* Start Records to use *
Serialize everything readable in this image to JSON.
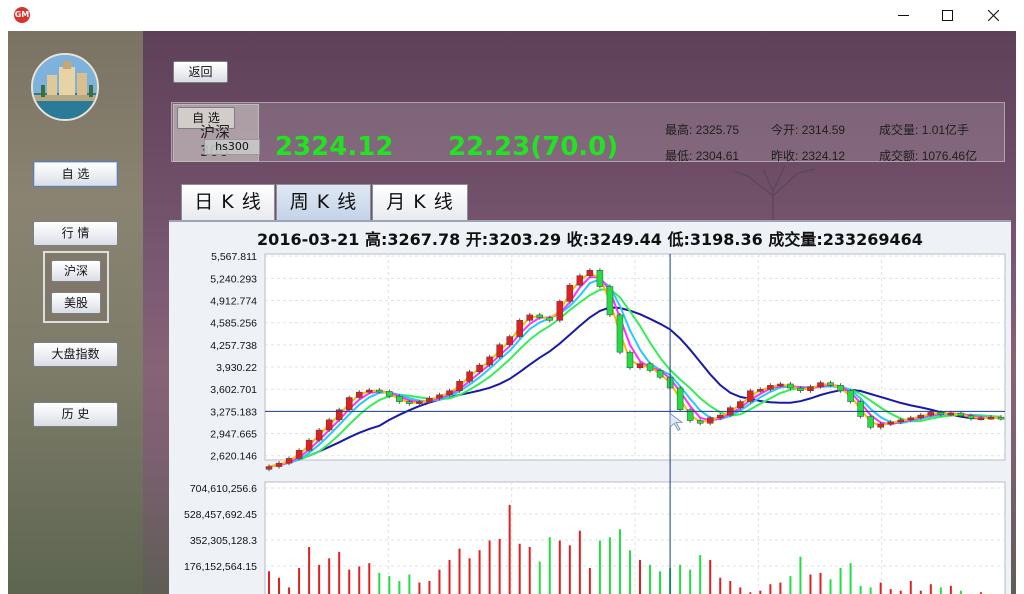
{
  "window": {
    "app_icon_label": "GM",
    "minimize": "minimize",
    "maximize": "maximize",
    "close": "close"
  },
  "sidebar": {
    "favorites": "自 选",
    "market": "行 情",
    "market_sub": [
      "沪深",
      "美股"
    ],
    "index": "大盘指数",
    "history": "历 史"
  },
  "toolbar": {
    "back": "返回"
  },
  "stock": {
    "favorite_button": "自 选",
    "name": "沪深300",
    "code": "hs300",
    "price": "2324.12",
    "change": "22.23(70.0)",
    "stats": [
      {
        "label": "最高:",
        "value": "2325.75"
      },
      {
        "label": "今开:",
        "value": "2314.59"
      },
      {
        "label": "成交量:",
        "value": "1.01亿手"
      },
      {
        "label": "最低:",
        "value": "2304.61"
      },
      {
        "label": "昨收:",
        "value": "2324.12"
      },
      {
        "label": "成交额:",
        "value": "1076.46亿"
      }
    ]
  },
  "tabs": [
    "日 K 线",
    "周 K 线",
    "月 K 线"
  ],
  "active_tab": 1,
  "crosshair_info": "2016-03-21  高:3267.78  开:3203.29  收:3249.44  低:3198.36  成交量:233269464",
  "colors": {
    "up": "#e02020",
    "down": "#22dd44",
    "ma5": "#ffbb00",
    "ma10": "#ff33ff",
    "ma20": "#22ccff",
    "ma30": "#33ee55",
    "ma60": "#1a1aaa",
    "price": "#21e321"
  },
  "chart_data": [
    {
      "type": "candlestick",
      "title": "",
      "y_ticks": [
        "5,567.811",
        "5,240.293",
        "4,912.774",
        "4,585.256",
        "4,257.738",
        "3,930.22",
        "3,602.701",
        "3,275.183",
        "2,947.665",
        "2,620.146"
      ],
      "ylim": [
        2557,
        5600
      ],
      "crosshair": {
        "date": "2016-03-21",
        "value": 3275.183
      },
      "closes": [
        2460,
        2510,
        2580,
        2700,
        2850,
        3000,
        3150,
        3300,
        3480,
        3560,
        3590,
        3570,
        3500,
        3420,
        3390,
        3420,
        3470,
        3520,
        3580,
        3720,
        3860,
        3960,
        4080,
        4260,
        4380,
        4620,
        4700,
        4660,
        4620,
        4900,
        5140,
        5280,
        5360,
        5120,
        4700,
        4150,
        3920,
        3980,
        3880,
        3780,
        3620,
        3300,
        3140,
        3100,
        3180,
        3220,
        3330,
        3420,
        3580,
        3600,
        3660,
        3680,
        3620,
        3580,
        3640,
        3700,
        3660,
        3580,
        3420,
        3200,
        3040,
        3090,
        3120,
        3150,
        3180,
        3220,
        3260,
        3230,
        3250,
        3210,
        3170,
        3180,
        3190,
        3170
      ],
      "volume_ticks": [
        "704,610,256.6",
        "528,457,692.45",
        "352,305,128.3",
        "176,152,564.15"
      ],
      "volumes": [
        190,
        150,
        90,
        210,
        340,
        230,
        270,
        310,
        200,
        220,
        240,
        180,
        160,
        130,
        170,
        120,
        130,
        200,
        260,
        330,
        270,
        320,
        380,
        390,
        600,
        360,
        340,
        250,
        400,
        380,
        350,
        440,
        210,
        380,
        400,
        450,
        320,
        260,
        230,
        190,
        210,
        230,
        200,
        290,
        260,
        150,
        130,
        90,
        60,
        70,
        110,
        120,
        160,
        280,
        170,
        180,
        140,
        210,
        240,
        100,
        90,
        120,
        80,
        70,
        130,
        70,
        110,
        90,
        100,
        70,
        50,
        60,
        50,
        40
      ]
    }
  ]
}
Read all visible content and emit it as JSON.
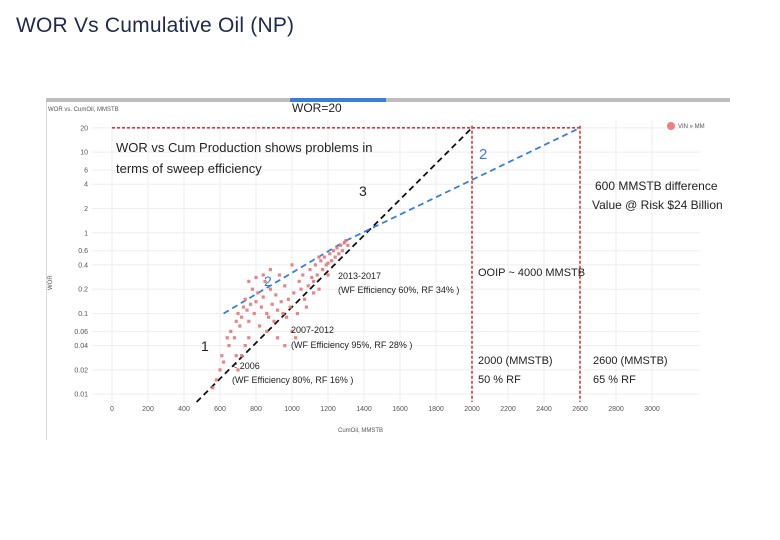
{
  "slide": {
    "title": "WOR Vs Cumulative Oil (NP)"
  },
  "chart_data": {
    "type": "scatter",
    "panel_title": "WOR vs. CumOil, MMSTB",
    "xlabel": "CumOil, MMSTB",
    "ylabel": "WOR",
    "x_log": false,
    "y_log": true,
    "xlim": [
      0,
      3000
    ],
    "ylim": [
      0.008,
      25
    ],
    "x_ticks": [
      "0",
      "200",
      "400",
      "600",
      "800",
      "1000",
      "1200",
      "1400",
      "1600",
      "1800",
      "2000",
      "2200",
      "2400",
      "2600",
      "2800",
      "3000"
    ],
    "y_ticks": [
      "0.01",
      "0.02",
      "0.04",
      "0.06",
      "0.1",
      "0.2",
      "0.4",
      "0.6",
      "1",
      "2",
      "4",
      "6",
      "10",
      "20"
    ],
    "legend": {
      "label": "VIN » MM",
      "color": "#f08080",
      "placement": "top-right"
    },
    "grid": true,
    "series": [
      {
        "marker_color": "#e07b7b",
        "points": [
          [
            560,
            0.012
          ],
          [
            580,
            0.015
          ],
          [
            600,
            0.02
          ],
          [
            610,
            0.03
          ],
          [
            620,
            0.025
          ],
          [
            640,
            0.05
          ],
          [
            650,
            0.04
          ],
          [
            660,
            0.06
          ],
          [
            680,
            0.05
          ],
          [
            690,
            0.08
          ],
          [
            700,
            0.1
          ],
          [
            710,
            0.07
          ],
          [
            720,
            0.09
          ],
          [
            730,
            0.12
          ],
          [
            740,
            0.15
          ],
          [
            750,
            0.11
          ],
          [
            760,
            0.08
          ],
          [
            770,
            0.13
          ],
          [
            780,
            0.2
          ],
          [
            790,
            0.1
          ],
          [
            800,
            0.14
          ],
          [
            810,
            0.18
          ],
          [
            820,
            0.07
          ],
          [
            830,
            0.12
          ],
          [
            840,
            0.16
          ],
          [
            850,
            0.25
          ],
          [
            860,
            0.1
          ],
          [
            870,
            0.09
          ],
          [
            880,
            0.2
          ],
          [
            890,
            0.13
          ],
          [
            900,
            0.08
          ],
          [
            910,
            0.17
          ],
          [
            920,
            0.11
          ],
          [
            930,
            0.3
          ],
          [
            940,
            0.14
          ],
          [
            950,
            0.1
          ],
          [
            960,
            0.22
          ],
          [
            970,
            0.09
          ],
          [
            980,
            0.15
          ],
          [
            990,
            0.12
          ],
          [
            1000,
            0.06
          ],
          [
            1010,
            0.18
          ],
          [
            1020,
            0.05
          ],
          [
            1030,
            0.1
          ],
          [
            1040,
            0.25
          ],
          [
            1050,
            0.2
          ],
          [
            1060,
            0.3
          ],
          [
            1070,
            0.15
          ],
          [
            1080,
            0.12
          ],
          [
            1090,
            0.22
          ],
          [
            1100,
            0.35
          ],
          [
            1110,
            0.28
          ],
          [
            1120,
            0.25
          ],
          [
            1130,
            0.4
          ],
          [
            1140,
            0.3
          ],
          [
            1150,
            0.2
          ],
          [
            1160,
            0.45
          ],
          [
            1170,
            0.35
          ],
          [
            1180,
            0.5
          ],
          [
            1190,
            0.4
          ],
          [
            1200,
            0.3
          ],
          [
            1210,
            0.55
          ],
          [
            1220,
            0.45
          ],
          [
            1230,
            0.6
          ],
          [
            1240,
            0.5
          ],
          [
            1250,
            0.65
          ],
          [
            1260,
            0.55
          ],
          [
            1270,
            0.7
          ],
          [
            1280,
            0.6
          ],
          [
            1290,
            0.75
          ],
          [
            1300,
            0.8
          ],
          [
            1310,
            0.7
          ],
          [
            720,
            0.03
          ],
          [
            740,
            0.04
          ],
          [
            760,
            0.05
          ],
          [
            690,
            0.03
          ],
          [
            700,
            0.02
          ],
          [
            860,
            0.06
          ],
          [
            920,
            0.05
          ],
          [
            960,
            0.04
          ],
          [
            880,
            0.35
          ],
          [
            840,
            0.3
          ],
          [
            800,
            0.28
          ],
          [
            760,
            0.25
          ],
          [
            1000,
            0.4
          ],
          [
            1150,
            0.5
          ],
          [
            1200,
            0.42
          ],
          [
            1120,
            0.18
          ]
        ]
      }
    ],
    "trend_lines": [
      {
        "label": "1",
        "style": "black-dashed",
        "from": [
          470,
          0.008
        ],
        "to": [
          2000,
          20
        ]
      },
      {
        "label": "2",
        "style": "blue-dashed",
        "from": [
          620,
          0.1
        ],
        "to": [
          1300,
          0.8
        ]
      },
      {
        "label": "2",
        "style": "blue-dashed",
        "from": [
          1300,
          0.8
        ],
        "to": [
          2600,
          20
        ]
      }
    ],
    "reference_lines": [
      {
        "orientation": "horizontal",
        "y": 20,
        "style": "red-dotted",
        "x_end": 2600
      },
      {
        "orientation": "vertical",
        "x": 2000,
        "style": "red-dotted"
      },
      {
        "orientation": "vertical",
        "x": 2600,
        "style": "red-dotted"
      }
    ],
    "annotations": {
      "wor_line": "WOR=20",
      "headline_1": "WOR vs Cum Production shows problems in",
      "headline_2": "terms of sweep efficiency",
      "label_3": "3",
      "label_2_upper": "2",
      "label_2_lower": "2",
      "label_1": "1",
      "period_2013_1": "2013-2017",
      "period_2013_2": "(WF Efficiency 60%, RF 34% )",
      "period_2007_1": "2007-2012",
      "period_2007_2": "(WF Efficiency 95%, RF 28% )",
      "period_2006_1": "< 2006",
      "period_2006_2": "(WF Efficiency 80%, RF 16% )",
      "ooip": "OOIP ~ 4000 MMSTB",
      "diff_1": "600 MMSTB difference",
      "diff_2": "Value @ Risk $24 Billion",
      "rf50_1": "2000 (MMSTB)",
      "rf50_2": "50 % RF",
      "rf65_1": "2600 (MMSTB)",
      "rf65_2": "65 % RF"
    }
  }
}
* End Records to use *
| Problem |
Filter the data for the string "CumOil" and copy every line that has it.

| Solution to this exercise |
    "panel_title": "WOR vs. CumOil, MMSTB",
    "xlabel": "CumOil, MMSTB",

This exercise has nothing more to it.